━━━━━ Supplied records

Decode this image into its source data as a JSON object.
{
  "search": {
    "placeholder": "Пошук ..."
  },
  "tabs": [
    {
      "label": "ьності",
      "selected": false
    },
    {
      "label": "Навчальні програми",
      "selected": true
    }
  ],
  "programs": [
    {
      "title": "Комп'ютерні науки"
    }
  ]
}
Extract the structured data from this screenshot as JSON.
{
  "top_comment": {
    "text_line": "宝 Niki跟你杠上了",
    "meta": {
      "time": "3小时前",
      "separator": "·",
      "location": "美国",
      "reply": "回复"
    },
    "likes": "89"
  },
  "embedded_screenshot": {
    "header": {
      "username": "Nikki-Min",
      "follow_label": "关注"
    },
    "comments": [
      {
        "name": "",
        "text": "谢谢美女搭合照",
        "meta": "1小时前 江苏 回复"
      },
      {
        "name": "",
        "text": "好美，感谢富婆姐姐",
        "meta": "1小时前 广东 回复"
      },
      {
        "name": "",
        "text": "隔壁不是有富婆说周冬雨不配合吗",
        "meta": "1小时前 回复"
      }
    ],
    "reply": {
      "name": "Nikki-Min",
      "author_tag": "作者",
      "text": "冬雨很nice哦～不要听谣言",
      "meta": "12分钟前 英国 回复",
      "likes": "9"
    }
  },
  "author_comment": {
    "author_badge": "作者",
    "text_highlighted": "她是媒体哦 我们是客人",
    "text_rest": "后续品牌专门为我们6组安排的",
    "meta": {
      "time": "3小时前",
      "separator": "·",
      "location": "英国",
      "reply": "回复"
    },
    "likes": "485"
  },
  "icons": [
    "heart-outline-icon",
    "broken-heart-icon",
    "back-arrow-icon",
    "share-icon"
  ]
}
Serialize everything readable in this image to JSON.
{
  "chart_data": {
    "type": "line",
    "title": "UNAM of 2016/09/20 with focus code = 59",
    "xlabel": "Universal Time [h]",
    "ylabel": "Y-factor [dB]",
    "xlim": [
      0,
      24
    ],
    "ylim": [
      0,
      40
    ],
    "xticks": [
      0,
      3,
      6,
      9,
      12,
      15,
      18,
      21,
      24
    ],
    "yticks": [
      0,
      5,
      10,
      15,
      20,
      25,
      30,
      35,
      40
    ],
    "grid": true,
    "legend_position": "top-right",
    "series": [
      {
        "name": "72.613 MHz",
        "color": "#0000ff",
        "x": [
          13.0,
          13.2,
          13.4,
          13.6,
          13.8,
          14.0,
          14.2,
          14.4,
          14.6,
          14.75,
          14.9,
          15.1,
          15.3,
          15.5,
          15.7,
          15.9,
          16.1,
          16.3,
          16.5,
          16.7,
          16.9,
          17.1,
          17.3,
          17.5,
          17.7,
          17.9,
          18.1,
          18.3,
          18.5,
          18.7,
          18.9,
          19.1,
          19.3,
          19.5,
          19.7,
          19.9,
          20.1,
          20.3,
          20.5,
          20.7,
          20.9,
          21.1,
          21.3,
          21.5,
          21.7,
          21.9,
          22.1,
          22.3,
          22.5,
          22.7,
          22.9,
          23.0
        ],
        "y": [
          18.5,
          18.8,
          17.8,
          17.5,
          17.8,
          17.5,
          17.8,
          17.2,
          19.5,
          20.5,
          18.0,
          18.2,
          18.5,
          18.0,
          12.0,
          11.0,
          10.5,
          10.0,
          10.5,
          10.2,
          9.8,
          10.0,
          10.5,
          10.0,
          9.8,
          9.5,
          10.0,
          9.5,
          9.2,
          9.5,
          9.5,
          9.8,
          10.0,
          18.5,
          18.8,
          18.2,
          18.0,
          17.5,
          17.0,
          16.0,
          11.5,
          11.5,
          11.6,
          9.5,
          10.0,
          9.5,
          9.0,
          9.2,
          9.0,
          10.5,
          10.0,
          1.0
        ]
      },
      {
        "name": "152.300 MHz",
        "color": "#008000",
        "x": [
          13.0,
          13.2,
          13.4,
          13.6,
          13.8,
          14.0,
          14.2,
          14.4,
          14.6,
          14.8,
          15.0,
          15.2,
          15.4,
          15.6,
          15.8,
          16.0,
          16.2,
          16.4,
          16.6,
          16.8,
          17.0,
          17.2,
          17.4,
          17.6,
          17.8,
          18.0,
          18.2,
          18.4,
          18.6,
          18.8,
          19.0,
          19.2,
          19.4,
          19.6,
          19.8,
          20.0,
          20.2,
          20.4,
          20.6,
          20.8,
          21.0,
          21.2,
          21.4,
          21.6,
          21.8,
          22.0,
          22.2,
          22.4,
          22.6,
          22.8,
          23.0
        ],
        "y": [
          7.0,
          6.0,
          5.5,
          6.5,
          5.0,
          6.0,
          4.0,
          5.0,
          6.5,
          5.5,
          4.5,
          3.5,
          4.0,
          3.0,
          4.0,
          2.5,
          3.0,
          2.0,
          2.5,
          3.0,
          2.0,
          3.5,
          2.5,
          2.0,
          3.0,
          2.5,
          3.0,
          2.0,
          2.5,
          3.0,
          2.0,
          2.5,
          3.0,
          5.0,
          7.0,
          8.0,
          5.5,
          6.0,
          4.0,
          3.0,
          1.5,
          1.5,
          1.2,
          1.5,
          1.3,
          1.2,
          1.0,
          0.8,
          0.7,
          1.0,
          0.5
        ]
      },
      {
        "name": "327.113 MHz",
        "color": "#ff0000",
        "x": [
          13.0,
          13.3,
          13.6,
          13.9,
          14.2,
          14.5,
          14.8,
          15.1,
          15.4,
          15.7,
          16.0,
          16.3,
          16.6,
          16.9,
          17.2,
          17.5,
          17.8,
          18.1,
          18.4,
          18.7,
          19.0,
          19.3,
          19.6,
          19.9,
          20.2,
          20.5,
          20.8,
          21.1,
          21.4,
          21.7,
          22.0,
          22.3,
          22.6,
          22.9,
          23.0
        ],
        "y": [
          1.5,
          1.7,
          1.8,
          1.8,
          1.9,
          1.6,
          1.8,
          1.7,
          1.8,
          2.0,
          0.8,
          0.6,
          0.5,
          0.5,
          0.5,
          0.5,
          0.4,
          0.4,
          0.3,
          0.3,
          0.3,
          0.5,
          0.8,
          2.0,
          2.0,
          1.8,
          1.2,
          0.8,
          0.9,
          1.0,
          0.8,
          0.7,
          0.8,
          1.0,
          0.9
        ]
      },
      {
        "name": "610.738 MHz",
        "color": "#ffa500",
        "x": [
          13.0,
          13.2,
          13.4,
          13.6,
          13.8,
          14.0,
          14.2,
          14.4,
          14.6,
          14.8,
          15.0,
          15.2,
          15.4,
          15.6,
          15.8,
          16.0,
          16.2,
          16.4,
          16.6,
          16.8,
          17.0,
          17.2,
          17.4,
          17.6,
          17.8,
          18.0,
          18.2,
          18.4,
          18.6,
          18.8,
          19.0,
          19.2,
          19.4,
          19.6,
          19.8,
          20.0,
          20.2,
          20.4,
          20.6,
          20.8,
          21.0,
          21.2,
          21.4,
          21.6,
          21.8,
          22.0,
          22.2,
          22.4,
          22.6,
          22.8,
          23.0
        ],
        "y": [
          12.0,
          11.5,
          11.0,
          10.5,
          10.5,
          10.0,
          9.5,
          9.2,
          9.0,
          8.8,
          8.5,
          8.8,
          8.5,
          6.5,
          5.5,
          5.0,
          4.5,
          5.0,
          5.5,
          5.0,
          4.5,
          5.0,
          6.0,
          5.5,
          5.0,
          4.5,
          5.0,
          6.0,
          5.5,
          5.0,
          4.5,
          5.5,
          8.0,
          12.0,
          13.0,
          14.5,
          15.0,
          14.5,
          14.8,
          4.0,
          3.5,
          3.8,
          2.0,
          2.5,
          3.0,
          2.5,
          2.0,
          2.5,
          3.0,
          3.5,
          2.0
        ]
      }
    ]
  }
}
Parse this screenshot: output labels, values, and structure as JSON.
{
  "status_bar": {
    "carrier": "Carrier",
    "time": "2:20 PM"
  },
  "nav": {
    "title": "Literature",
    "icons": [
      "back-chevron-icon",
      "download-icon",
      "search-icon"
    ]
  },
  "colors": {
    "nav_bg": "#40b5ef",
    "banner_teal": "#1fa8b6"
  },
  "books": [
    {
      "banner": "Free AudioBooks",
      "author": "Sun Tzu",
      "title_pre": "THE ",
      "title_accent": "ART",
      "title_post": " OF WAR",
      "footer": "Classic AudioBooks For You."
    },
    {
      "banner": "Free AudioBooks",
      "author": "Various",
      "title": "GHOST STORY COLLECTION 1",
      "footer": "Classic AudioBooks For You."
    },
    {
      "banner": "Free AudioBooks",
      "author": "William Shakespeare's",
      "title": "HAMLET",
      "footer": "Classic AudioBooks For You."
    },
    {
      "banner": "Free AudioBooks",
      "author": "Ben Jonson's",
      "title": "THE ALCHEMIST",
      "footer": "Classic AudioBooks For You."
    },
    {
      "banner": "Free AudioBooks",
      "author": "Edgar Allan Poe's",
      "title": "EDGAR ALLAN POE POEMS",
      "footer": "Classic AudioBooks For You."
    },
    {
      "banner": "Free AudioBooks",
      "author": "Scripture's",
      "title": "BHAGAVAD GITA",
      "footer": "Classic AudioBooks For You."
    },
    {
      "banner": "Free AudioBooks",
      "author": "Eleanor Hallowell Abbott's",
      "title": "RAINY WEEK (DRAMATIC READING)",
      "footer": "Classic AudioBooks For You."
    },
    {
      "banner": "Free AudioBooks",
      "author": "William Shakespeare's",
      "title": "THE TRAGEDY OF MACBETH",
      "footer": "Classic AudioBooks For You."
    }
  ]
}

━━━━━━━━━━

** What the exercise asks **
Within the data above, pick out all lines holding the word "meta".

** Response to this task **
    "meta": {
        "meta": "1小时前 江苏 回复"
        "meta": "1小时前 广东 回复"
        "meta": "1小时前 回复"
      "meta": "12分钟前 英国 回复",
    "meta": {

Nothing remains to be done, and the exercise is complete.